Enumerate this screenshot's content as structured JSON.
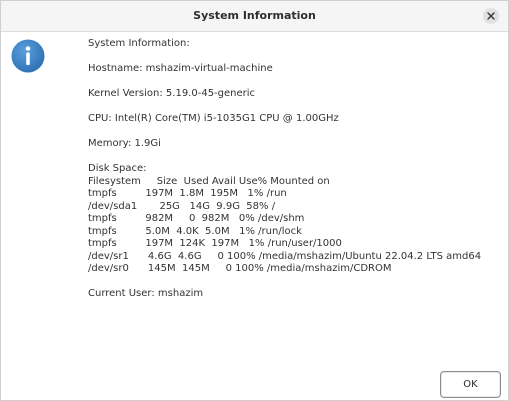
{
  "window": {
    "title": "System Information",
    "close_icon": "close-icon",
    "info_icon": "info-icon"
  },
  "content": {
    "heading": "System Information:",
    "hostname": "Hostname: mshazim-virtual-machine",
    "kernel": "Kernel Version: 5.19.0-45-generic",
    "cpu": "CPU: Intel(R) Core(TM) i5-1035G1 CPU @ 1.00GHz",
    "memory": "Memory: 1.9Gi",
    "disk_heading": "Disk Space:",
    "disk_rows": [
      "Filesystem     Size  Used Avail Use% Mounted on",
      "tmpfs         197M  1.8M  195M   1% /run",
      "/dev/sda1       25G   14G  9.9G  58% /",
      "tmpfs         982M     0  982M   0% /dev/shm",
      "tmpfs         5.0M  4.0K  5.0M   1% /run/lock",
      "tmpfs         197M  124K  197M   1% /run/user/1000",
      "/dev/sr1      4.6G  4.6G     0 100% /media/mshazim/Ubuntu 22.04.2 LTS amd64",
      "/dev/sr0      145M  145M     0 100% /media/mshazim/CDROM"
    ],
    "current_user": "Current User: mshazim"
  },
  "buttons": {
    "ok_label": "OK"
  },
  "colors": {
    "info_icon_bg": "#3b82c4",
    "titlebar_bg": "#f5f5f5"
  }
}
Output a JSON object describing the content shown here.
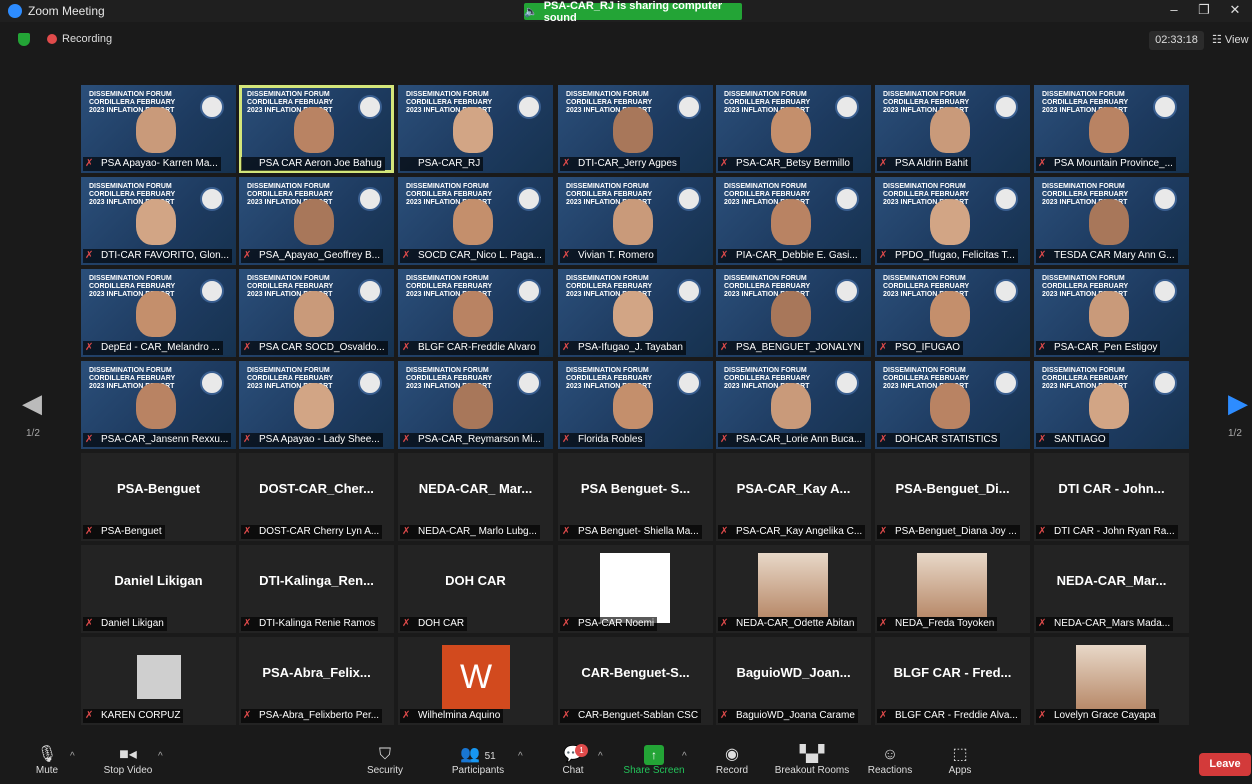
{
  "window": {
    "title": "Zoom Meeting",
    "share_banner": "PSA-CAR_RJ is sharing computer sound"
  },
  "status": {
    "recording": "Recording",
    "timer": "02:33:18",
    "view": "View"
  },
  "pagination": {
    "left": "1/2",
    "right": "1/2"
  },
  "tiles": [
    {
      "name": "PSA Apayao- Karren Ma...",
      "kind": "video",
      "muted": true
    },
    {
      "name": "PSA CAR Aeron Joe Bahug",
      "kind": "video",
      "muted": false,
      "active": true
    },
    {
      "name": "PSA-CAR_RJ",
      "kind": "video",
      "muted": false
    },
    {
      "name": "DTI-CAR_Jerry Agpes",
      "kind": "video",
      "muted": true
    },
    {
      "name": "PSA-CAR_Betsy Bermillo",
      "kind": "video",
      "muted": true
    },
    {
      "name": "PSA Aldrin Bahit",
      "kind": "video",
      "muted": true
    },
    {
      "name": "PSA Mountain Province_...",
      "kind": "video",
      "muted": true
    },
    {
      "name": "DTI-CAR FAVORITO, Glon...",
      "kind": "video",
      "muted": true
    },
    {
      "name": "PSA_Apayao_Geoffrey B...",
      "kind": "video",
      "muted": true
    },
    {
      "name": "SOCD CAR_Nico L. Paga...",
      "kind": "video",
      "muted": true
    },
    {
      "name": "Vivian T. Romero",
      "kind": "video",
      "muted": true
    },
    {
      "name": "PIA-CAR_Debbie E. Gasi...",
      "kind": "video",
      "muted": true
    },
    {
      "name": "PPDO_Ifugao, Felicitas T...",
      "kind": "video",
      "muted": true
    },
    {
      "name": "TESDA CAR Mary Ann G...",
      "kind": "video",
      "muted": true
    },
    {
      "name": "DepEd - CAR_Melandro ...",
      "kind": "video",
      "muted": true
    },
    {
      "name": "PSA CAR SOCD_Osvaldo...",
      "kind": "video",
      "muted": true
    },
    {
      "name": "BLGF CAR-Freddie Alvaro",
      "kind": "video",
      "muted": true
    },
    {
      "name": "PSA-Ifugao_J. Tayaban",
      "kind": "video",
      "muted": true
    },
    {
      "name": "PSA_BENGUET_JONALYN",
      "kind": "video",
      "muted": true
    },
    {
      "name": "PSO_IFUGAO",
      "kind": "video",
      "muted": true
    },
    {
      "name": "PSA-CAR_Pen Estigoy",
      "kind": "video",
      "muted": true
    },
    {
      "name": "PSA-CAR_Jansenn Rexxu...",
      "kind": "video",
      "muted": true
    },
    {
      "name": "PSA Apayao - Lady Shee...",
      "kind": "video",
      "muted": true
    },
    {
      "name": "PSA-CAR_Reymarson Mi...",
      "kind": "video",
      "muted": true
    },
    {
      "name": "Florida Robles",
      "kind": "video",
      "muted": true
    },
    {
      "name": "PSA-CAR_Lorie Ann Buca...",
      "kind": "video",
      "muted": true
    },
    {
      "name": "DOHCAR STATISTICS",
      "kind": "video",
      "muted": true
    },
    {
      "name": "SANTIAGO",
      "kind": "video",
      "muted": true
    },
    {
      "name": "PSA-Benguet",
      "big": "PSA-Benguet",
      "kind": "name",
      "muted": true
    },
    {
      "name": "DOST-CAR Cherry Lyn A...",
      "big": "DOST-CAR_Cher...",
      "kind": "name",
      "muted": true
    },
    {
      "name": "NEDA-CAR_ Marlo Lubg...",
      "big": "NEDA-CAR_ Mar...",
      "kind": "name",
      "muted": true
    },
    {
      "name": "PSA Benguet- Shiella Ma...",
      "big": "PSA Benguet- S...",
      "kind": "name",
      "muted": true
    },
    {
      "name": "PSA-CAR_Kay Angelika C...",
      "big": "PSA-CAR_Kay A...",
      "kind": "name",
      "muted": true
    },
    {
      "name": "PSA-Benguet_Diana Joy ...",
      "big": "PSA-Benguet_Di...",
      "kind": "name",
      "muted": true
    },
    {
      "name": "DTI CAR - John Ryan Ra...",
      "big": "DTI CAR - John...",
      "kind": "name",
      "muted": true
    },
    {
      "name": "Daniel Likigan",
      "big": "Daniel Likigan",
      "kind": "name",
      "muted": true
    },
    {
      "name": "DTI-Kalinga Renie Ramos",
      "big": "DTI-Kalinga_Ren...",
      "kind": "name",
      "muted": true
    },
    {
      "name": "DOH CAR",
      "big": "DOH CAR",
      "kind": "name",
      "muted": true
    },
    {
      "name": "PSA-CAR Noemi",
      "kind": "photo-white",
      "muted": true
    },
    {
      "name": "NEDA-CAR_Odette Abitan",
      "kind": "photo-face",
      "muted": true
    },
    {
      "name": "NEDA_Freda Toyoken",
      "kind": "photo-face",
      "muted": true
    },
    {
      "name": "NEDA-CAR_Mars Mada...",
      "big": "NEDA-CAR_Mar...",
      "kind": "name",
      "muted": true
    },
    {
      "name": "KAREN CORPUZ",
      "kind": "photo-default",
      "muted": true
    },
    {
      "name": "PSA-Abra_Felixberto Per...",
      "big": "PSA-Abra_Felix...",
      "kind": "name",
      "muted": true
    },
    {
      "name": "Wilhelmina Aquino",
      "kind": "letter",
      "letter": "W",
      "muted": true
    },
    {
      "name": "CAR-Benguet-Sablan CSC",
      "big": "CAR-Benguet-S...",
      "kind": "name",
      "muted": true
    },
    {
      "name": "BaguioWD_Joana Carame",
      "big": "BaguioWD_Joan...",
      "kind": "name",
      "muted": true
    },
    {
      "name": "BLGF CAR - Freddie Alva...",
      "big": "BLGF CAR - Fred...",
      "kind": "name",
      "muted": true
    },
    {
      "name": "Lovelyn Grace Cayapa",
      "kind": "photo-face",
      "muted": true
    }
  ],
  "banner_text": "DISSEMINATION FORUM CORDILLERA FEBRUARY 2023 INFLATION REPORT",
  "toolbar": {
    "mute": "Mute",
    "stop_video": "Stop Video",
    "security": "Security",
    "participants": "Participants",
    "participants_count": "51",
    "chat": "Chat",
    "chat_badge": "1",
    "share_screen": "Share Screen",
    "record": "Record",
    "breakout": "Breakout Rooms",
    "reactions": "Reactions",
    "apps": "Apps",
    "leave": "Leave"
  },
  "colors": {
    "accent": "#2d8cff",
    "green": "#23a436",
    "leave": "#d33a3a",
    "active_border": "#d4e67a"
  }
}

### What you have to do
Quote the entries above word for word. Leave the images out.

### Answer to the task
Enumerate this screenshot's content as structured JSON.
{
  "window": {
    "title": "System Information",
    "close_icon": "close-icon",
    "info_icon": "info-icon"
  },
  "content": {
    "heading": "System Information:",
    "hostname": "Hostname: mshazim-virtual-machine",
    "kernel": "Kernel Version: 5.19.0-45-generic",
    "cpu": "CPU: Intel(R) Core(TM) i5-1035G1 CPU @ 1.00GHz",
    "memory": "Memory: 1.9Gi",
    "disk_heading": "Disk Space:",
    "disk_rows": [
      "Filesystem     Size  Used Avail Use% Mounted on",
      "tmpfs         197M  1.8M  195M   1% /run",
      "/dev/sda1       25G   14G  9.9G  58% /",
      "tmpfs         982M     0  982M   0% /dev/shm",
      "tmpfs         5.0M  4.0K  5.0M   1% /run/lock",
      "tmpfs         197M  124K  197M   1% /run/user/1000",
      "/dev/sr1      4.6G  4.6G     0 100% /media/mshazim/Ubuntu 22.04.2 LTS amd64",
      "/dev/sr0      145M  145M     0 100% /media/mshazim/CDROM"
    ],
    "current_user": "Current User: mshazim"
  },
  "buttons": {
    "ok_label": "OK"
  },
  "colors": {
    "info_icon_bg": "#3b82c4",
    "titlebar_bg": "#f5f5f5"
  }
}
Output a JSON object describing the content shown here.
{
  "window": {
    "title": "Zoom Meeting",
    "share_banner": "PSA-CAR_RJ is sharing computer sound"
  },
  "status": {
    "recording": "Recording",
    "timer": "02:33:18",
    "view": "View"
  },
  "pagination": {
    "left": "1/2",
    "right": "1/2"
  },
  "tiles": [
    {
      "name": "PSA Apayao- Karren Ma...",
      "kind": "video",
      "muted": true
    },
    {
      "name": "PSA CAR Aeron Joe Bahug",
      "kind": "video",
      "muted": false,
      "active": true
    },
    {
      "name": "PSA-CAR_RJ",
      "kind": "video",
      "muted": false
    },
    {
      "name": "DTI-CAR_Jerry Agpes",
      "kind": "video",
      "muted": true
    },
    {
      "name": "PSA-CAR_Betsy Bermillo",
      "kind": "video",
      "muted": true
    },
    {
      "name": "PSA Aldrin Bahit",
      "kind": "video",
      "muted": true
    },
    {
      "name": "PSA Mountain Province_...",
      "kind": "video",
      "muted": true
    },
    {
      "name": "DTI-CAR FAVORITO, Glon...",
      "kind": "video",
      "muted": true
    },
    {
      "name": "PSA_Apayao_Geoffrey B...",
      "kind": "video",
      "muted": true
    },
    {
      "name": "SOCD CAR_Nico L. Paga...",
      "kind": "video",
      "muted": true
    },
    {
      "name": "Vivian T. Romero",
      "kind": "video",
      "muted": true
    },
    {
      "name": "PIA-CAR_Debbie E. Gasi...",
      "kind": "video",
      "muted": true
    },
    {
      "name": "PPDO_Ifugao, Felicitas T...",
      "kind": "video",
      "muted": true
    },
    {
      "name": "TESDA CAR Mary Ann G...",
      "kind": "video",
      "muted": true
    },
    {
      "name": "DepEd - CAR_Melandro ...",
      "kind": "video",
      "muted": true
    },
    {
      "name": "PSA CAR SOCD_Osvaldo...",
      "kind": "video",
      "muted": true
    },
    {
      "name": "BLGF CAR-Freddie Alvaro",
      "kind": "video",
      "muted": true
    },
    {
      "name": "PSA-Ifugao_J. Tayaban",
      "kind": "video",
      "muted": true
    },
    {
      "name": "PSA_BENGUET_JONALYN",
      "kind": "video",
      "muted": true
    },
    {
      "name": "PSO_IFUGAO",
      "kind": "video",
      "muted": true
    },
    {
      "name": "PSA-CAR_Pen Estigoy",
      "kind": "video",
      "muted": true
    },
    {
      "name": "PSA-CAR_Jansenn Rexxu...",
      "kind": "video",
      "muted": true
    },
    {
      "name": "PSA Apayao - Lady Shee...",
      "kind": "video",
      "muted": true
    },
    {
      "name": "PSA-CAR_Reymarson Mi...",
      "kind": "video",
      "muted": true
    },
    {
      "name": "Florida Robles",
      "kind": "video",
      "muted": true
    },
    {
      "name": "PSA-CAR_Lorie Ann Buca...",
      "kind": "video",
      "muted": true
    },
    {
      "name": "DOHCAR STATISTICS",
      "kind": "video",
      "muted": true
    },
    {
      "name": "SANTIAGO",
      "kind": "video",
      "muted": true
    },
    {
      "name": "PSA-Benguet",
      "big": "PSA-Benguet",
      "kind": "name",
      "muted": true
    },
    {
      "name": "DOST-CAR Cherry Lyn A...",
      "big": "DOST-CAR_Cher...",
      "kind": "name",
      "muted": true
    },
    {
      "name": "NEDA-CAR_ Marlo Lubg...",
      "big": "NEDA-CAR_ Mar...",
      "kind": "name",
      "muted": true
    },
    {
      "name": "PSA Benguet- Shiella Ma...",
      "big": "PSA Benguet- S...",
      "kind": "name",
      "muted": true
    },
    {
      "name": "PSA-CAR_Kay Angelika C...",
      "big": "PSA-CAR_Kay A...",
      "kind": "name",
      "muted": true
    },
    {
      "name": "PSA-Benguet_Diana Joy ...",
      "big": "PSA-Benguet_Di...",
      "kind": "name",
      "muted": true
    },
    {
      "name": "DTI CAR - John Ryan Ra...",
      "big": "DTI CAR - John...",
      "kind": "name",
      "muted": true
    },
    {
      "name": "Daniel Likigan",
      "big": "Daniel Likigan",
      "kind": "name",
      "muted": true
    },
    {
      "name": "DTI-Kalinga Renie Ramos",
      "big": "DTI-Kalinga_Ren...",
      "kind": "name",
      "muted": true
    },
    {
      "name": "DOH CAR",
      "big": "DOH CAR",
      "kind": "name",
      "muted": true
    },
    {
      "name": "PSA-CAR Noemi",
      "kind": "photo-white",
      "muted": true
    },
    {
      "name": "NEDA-CAR_Odette Abitan",
      "kind": "photo-face",
      "muted": true
    },
    {
      "name": "NEDA_Freda Toyoken",
      "kind": "photo-face",
      "muted": true
    },
    {
      "name": "NEDA-CAR_Mars Mada...",
      "big": "NEDA-CAR_Mar...",
      "kind": "name",
      "muted": true
    },
    {
      "name": "KAREN CORPUZ",
      "kind": "photo-default",
      "muted": true
    },
    {
      "name": "PSA-Abra_Felixberto Per...",
      "big": "PSA-Abra_Felix...",
      "kind": "name",
      "muted": true
    },
    {
      "name": "Wilhelmina Aquino",
      "kind": "letter",
      "letter": "W",
      "muted": true
    },
    {
      "name": "CAR-Benguet-Sablan CSC",
      "big": "CAR-Benguet-S...",
      "kind": "name",
      "muted": true
    },
    {
      "name": "BaguioWD_Joana Carame",
      "big": "BaguioWD_Joan...",
      "kind": "name",
      "muted": true
    },
    {
      "name": "BLGF CAR - Freddie Alva...",
      "big": "BLGF CAR - Fred...",
      "kind": "name",
      "muted": true
    },
    {
      "name": "Lovelyn Grace Cayapa",
      "kind": "photo-face",
      "muted": true
    }
  ],
  "banner_text": "DISSEMINATION FORUM CORDILLERA FEBRUARY 2023 INFLATION REPORT",
  "toolbar": {
    "mute": "Mute",
    "stop_video": "Stop Video",
    "security": "Security",
    "participants": "Participants",
    "participants_count": "51",
    "chat": "Chat",
    "chat_badge": "1",
    "share_screen": "Share Screen",
    "record": "Record",
    "breakout": "Breakout Rooms",
    "reactions": "Reactions",
    "apps": "Apps",
    "leave": "Leave"
  },
  "colors": {
    "accent": "#2d8cff",
    "green": "#23a436",
    "leave": "#d33a3a",
    "active_border": "#d4e67a"
  }
}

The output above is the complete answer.